• _Structured figure records_
= = = = =

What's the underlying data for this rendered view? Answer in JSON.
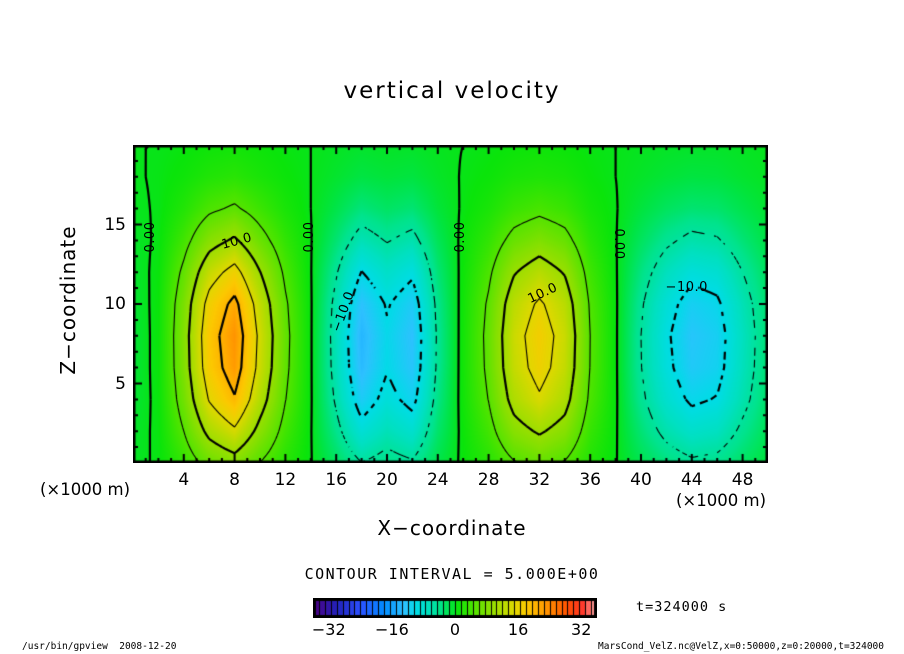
{
  "title": "vertical velocity",
  "axes": {
    "x": {
      "label": "X−coordinate",
      "unit": "(×1000 m)",
      "range": [
        0,
        50
      ],
      "ticks": [
        4,
        8,
        12,
        16,
        20,
        24,
        28,
        32,
        36,
        40,
        44,
        48
      ]
    },
    "z": {
      "label": "Z−coordinate",
      "unit": "(×1000 m)",
      "range": [
        0,
        20
      ],
      "ticks": [
        5,
        10,
        15
      ]
    }
  },
  "annotations": {
    "contour_interval": "CONTOUR INTERVAL = 5.000E+00",
    "time": "t=324000 s"
  },
  "footer": {
    "left": "/usr/bin/gpview  2008-12-20",
    "right": "MarsCond_VelZ.nc@VelZ,x=0:50000,z=0:20000,t=324000"
  },
  "colorbar": {
    "labels": [
      -32,
      -16,
      0,
      16,
      32
    ],
    "range": [
      -36,
      36
    ],
    "segments": 48,
    "stops": [
      [
        -36,
        "#4b0082"
      ],
      [
        -30,
        "#2222bb"
      ],
      [
        -24,
        "#2b50ff"
      ],
      [
        -18,
        "#008cff"
      ],
      [
        -13,
        "#2ec1ff"
      ],
      [
        -10,
        "#00dce6"
      ],
      [
        -7,
        "#00e0c0"
      ],
      [
        -4,
        "#00e38c"
      ],
      [
        -1.5,
        "#00e446"
      ],
      [
        0.5,
        "#0ae40a"
      ],
      [
        4,
        "#46e400"
      ],
      [
        8,
        "#82e000"
      ],
      [
        12,
        "#b4dc00"
      ],
      [
        15,
        "#e0d800"
      ],
      [
        18,
        "#fcc800"
      ],
      [
        21,
        "#ffaa00"
      ],
      [
        24,
        "#ff8800"
      ],
      [
        28,
        "#ff5500"
      ],
      [
        32,
        "#ff3322"
      ],
      [
        36,
        "#ffaaaa"
      ]
    ]
  },
  "chart_data": {
    "type": "heatmap",
    "title": "vertical velocity",
    "xlabel": "X-coordinate (×1000 m)",
    "ylabel": "Z-coordinate (×1000 m)",
    "xlim": [
      0,
      50
    ],
    "ylim": [
      0,
      20
    ],
    "grid": false,
    "contour_interval": 5,
    "contour_levels": [
      -15,
      -10,
      -5,
      0,
      5,
      10,
      15,
      20
    ],
    "x": [
      0,
      2,
      4,
      6,
      8,
      10,
      12,
      14,
      16,
      18,
      20,
      22,
      24,
      26,
      28,
      30,
      32,
      34,
      36,
      38,
      40,
      42,
      44,
      46,
      48,
      50
    ],
    "z": [
      0,
      2,
      4,
      6,
      8,
      10,
      12,
      14,
      16,
      18,
      20
    ],
    "values": [
      [
        -0.4,
        0.2,
        2.8,
        6.3,
        8.1,
        4.9,
        2.1,
        0.1,
        -2.3,
        -4.9,
        -3.7,
        -4.6,
        -1.6,
        0.4,
        2.1,
        4.7,
        6.0,
        4.7,
        1.8,
        0.1,
        -1.8,
        -3.3,
        -4.4,
        -4.0,
        -2.5,
        -1.1
      ],
      [
        -0.6,
        0.3,
        5.0,
        11.2,
        14.3,
        8.7,
        3.7,
        0.1,
        -4.0,
        -8.7,
        -6.5,
        -8.1,
        -2.8,
        0.6,
        3.7,
        8.4,
        10.5,
        8.4,
        3.1,
        0.2,
        -3.1,
        -5.9,
        -7.8,
        -7.1,
        -4.3,
        -1.9
      ],
      [
        -0.9,
        0.4,
        6.8,
        15.3,
        19.6,
        11.9,
        5.1,
        0.2,
        -5.5,
        -11.9,
        -8.9,
        -11.1,
        -3.8,
        0.9,
        5.1,
        11.5,
        14.5,
        11.5,
        4.3,
        0.3,
        -4.3,
        -8.1,
        -10.6,
        -9.8,
        -6.0,
        -2.6
      ],
      [
        -1.0,
        0.5,
        7.8,
        17.5,
        22.3,
        13.6,
        5.8,
        0.2,
        -6.3,
        -13.6,
        -10.2,
        -12.6,
        -4.4,
        1.0,
        5.8,
        13.1,
        16.5,
        13.1,
        4.9,
        0.3,
        -4.9,
        -9.2,
        -12.1,
        -11.2,
        -6.8,
        -2.9
      ],
      [
        -1.0,
        0.5,
        8.0,
        18.0,
        23.0,
        14.0,
        6.0,
        0.2,
        -6.5,
        -14.0,
        -10.5,
        -13.0,
        -4.5,
        1.0,
        6.0,
        13.5,
        17.0,
        13.5,
        5.0,
        0.3,
        -5.0,
        -9.5,
        -12.5,
        -11.5,
        -7.0,
        -3.0
      ],
      [
        -0.9,
        0.5,
        7.4,
        16.6,
        21.2,
        12.9,
        5.5,
        0.2,
        -6.0,
        -12.9,
        -9.7,
        -12.0,
        -4.1,
        0.9,
        5.5,
        12.4,
        15.6,
        12.4,
        4.6,
        0.3,
        -4.6,
        -8.7,
        -11.5,
        -10.6,
        -6.4,
        -2.8
      ],
      [
        -0.7,
        0.4,
        5.8,
        13.0,
        16.6,
        10.1,
        4.3,
        0.1,
        -4.7,
        -10.1,
        -7.6,
        -9.4,
        -3.2,
        0.7,
        4.3,
        9.7,
        12.2,
        9.7,
        3.6,
        0.2,
        -3.6,
        -6.8,
        -9.0,
        -8.3,
        -5.0,
        -2.2
      ],
      [
        -0.5,
        0.2,
        3.7,
        8.3,
        10.6,
        6.4,
        2.8,
        0.1,
        -3.0,
        -6.4,
        -4.8,
        -6.0,
        -2.1,
        0.5,
        2.8,
        6.2,
        7.8,
        6.2,
        2.3,
        0.1,
        -2.3,
        -4.4,
        -5.8,
        -5.3,
        -3.2,
        -1.4
      ],
      [
        -0.2,
        0.1,
        1.9,
        4.3,
        5.5,
        3.4,
        1.4,
        0.0,
        -1.6,
        -3.4,
        -2.5,
        -3.1,
        -1.1,
        0.2,
        1.4,
        3.2,
        4.1,
        3.2,
        1.2,
        0.1,
        -1.2,
        -2.3,
        -3.0,
        -2.8,
        -1.7,
        -0.7
      ],
      [
        -0.1,
        0.1,
        0.8,
        1.8,
        2.3,
        1.4,
        0.6,
        0.0,
        -0.7,
        -1.4,
        -1.1,
        -1.3,
        -0.5,
        0.1,
        0.6,
        1.4,
        1.7,
        1.4,
        0.5,
        0.0,
        -0.5,
        -1.0,
        -1.3,
        -1.2,
        -0.7,
        -0.3
      ],
      [
        0.0,
        0.0,
        0.3,
        0.7,
        0.9,
        0.6,
        0.2,
        0.0,
        -0.3,
        -0.6,
        -0.4,
        -0.5,
        -0.2,
        0.0,
        0.2,
        0.5,
        0.7,
        0.5,
        0.2,
        0.0,
        -0.2,
        -0.4,
        -0.5,
        -0.5,
        -0.3,
        -0.1
      ]
    ],
    "contour_labels": [
      {
        "text": "0.00",
        "x": 1.45,
        "z": 14.2,
        "rot": -90
      },
      {
        "text": "10.0",
        "x": 8.2,
        "z": 13.9,
        "rot": -15
      },
      {
        "text": "0.00",
        "x": 13.9,
        "z": 14.2,
        "rot": -90
      },
      {
        "text": "−10.0",
        "x": 16.6,
        "z": 9.5,
        "rot": -70
      },
      {
        "text": "0.00",
        "x": 25.8,
        "z": 14.2,
        "rot": -90
      },
      {
        "text": "10.0",
        "x": 32.3,
        "z": 10.6,
        "rot": -25
      },
      {
        "text": "0.00",
        "x": 38.2,
        "z": 13.8,
        "rot": 90
      },
      {
        "text": "−10.0",
        "x": 43.6,
        "z": 11.0,
        "rot": 0
      }
    ]
  }
}
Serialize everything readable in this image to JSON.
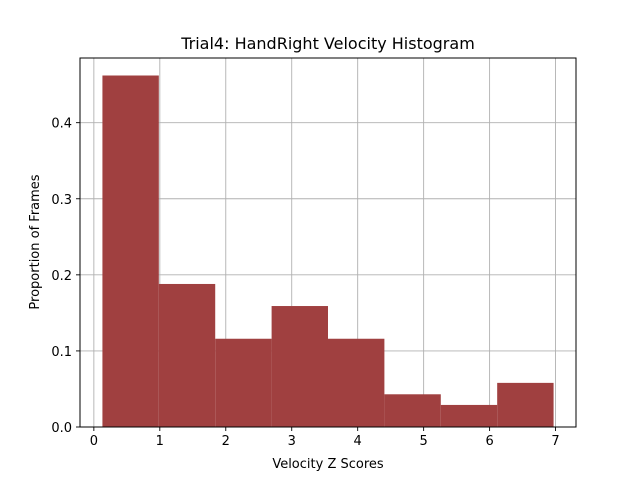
{
  "chart_data": {
    "type": "bar",
    "title": "Trial4: HandRight Velocity Histogram",
    "xlabel": "Velocity Z Scores",
    "ylabel": "Proportion of Frames",
    "bin_edges": [
      0.13,
      0.985,
      1.84,
      2.695,
      3.55,
      4.405,
      5.26,
      6.115,
      6.97
    ],
    "values": [
      0.462,
      0.188,
      0.116,
      0.159,
      0.116,
      0.043,
      0.029,
      0.058
    ],
    "xlim": [
      -0.21,
      7.31
    ],
    "ylim": [
      0,
      0.485
    ],
    "xticks": [
      0,
      1,
      2,
      3,
      4,
      5,
      6,
      7
    ],
    "xtick_labels": [
      "0",
      "1",
      "2",
      "3",
      "4",
      "5",
      "6",
      "7"
    ],
    "yticks": [
      0.0,
      0.1,
      0.2,
      0.3,
      0.4
    ],
    "ytick_labels": [
      "0.0",
      "0.1",
      "0.2",
      "0.3",
      "0.4"
    ],
    "grid": true,
    "bar_color": "#a04040"
  }
}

= = = = =

• _Set exercise_
Reproduce word for word only the lines between the line containing "Serialize everything readable" and the end of the listing above, both included, and drop any pictures.

• _Response_
Serialize everything readable in this image to JSON.
{
  "chart_data": {
    "type": "bar",
    "title": "Trial4: HandRight Velocity Histogram",
    "xlabel": "Velocity Z Scores",
    "ylabel": "Proportion of Frames",
    "bin_edges": [
      0.13,
      0.985,
      1.84,
      2.695,
      3.55,
      4.405,
      5.26,
      6.115,
      6.97
    ],
    "values": [
      0.462,
      0.188,
      0.116,
      0.159,
      0.116,
      0.043,
      0.029,
      0.058
    ],
    "xlim": [
      -0.21,
      7.31
    ],
    "ylim": [
      0,
      0.485
    ],
    "xticks": [
      0,
      1,
      2,
      3,
      4,
      5,
      6,
      7
    ],
    "xtick_labels": [
      "0",
      "1",
      "2",
      "3",
      "4",
      "5",
      "6",
      "7"
    ],
    "yticks": [
      0.0,
      0.1,
      0.2,
      0.3,
      0.4
    ],
    "ytick_labels": [
      "0.0",
      "0.1",
      "0.2",
      "0.3",
      "0.4"
    ],
    "grid": true,
    "bar_color": "#a04040"
  }
}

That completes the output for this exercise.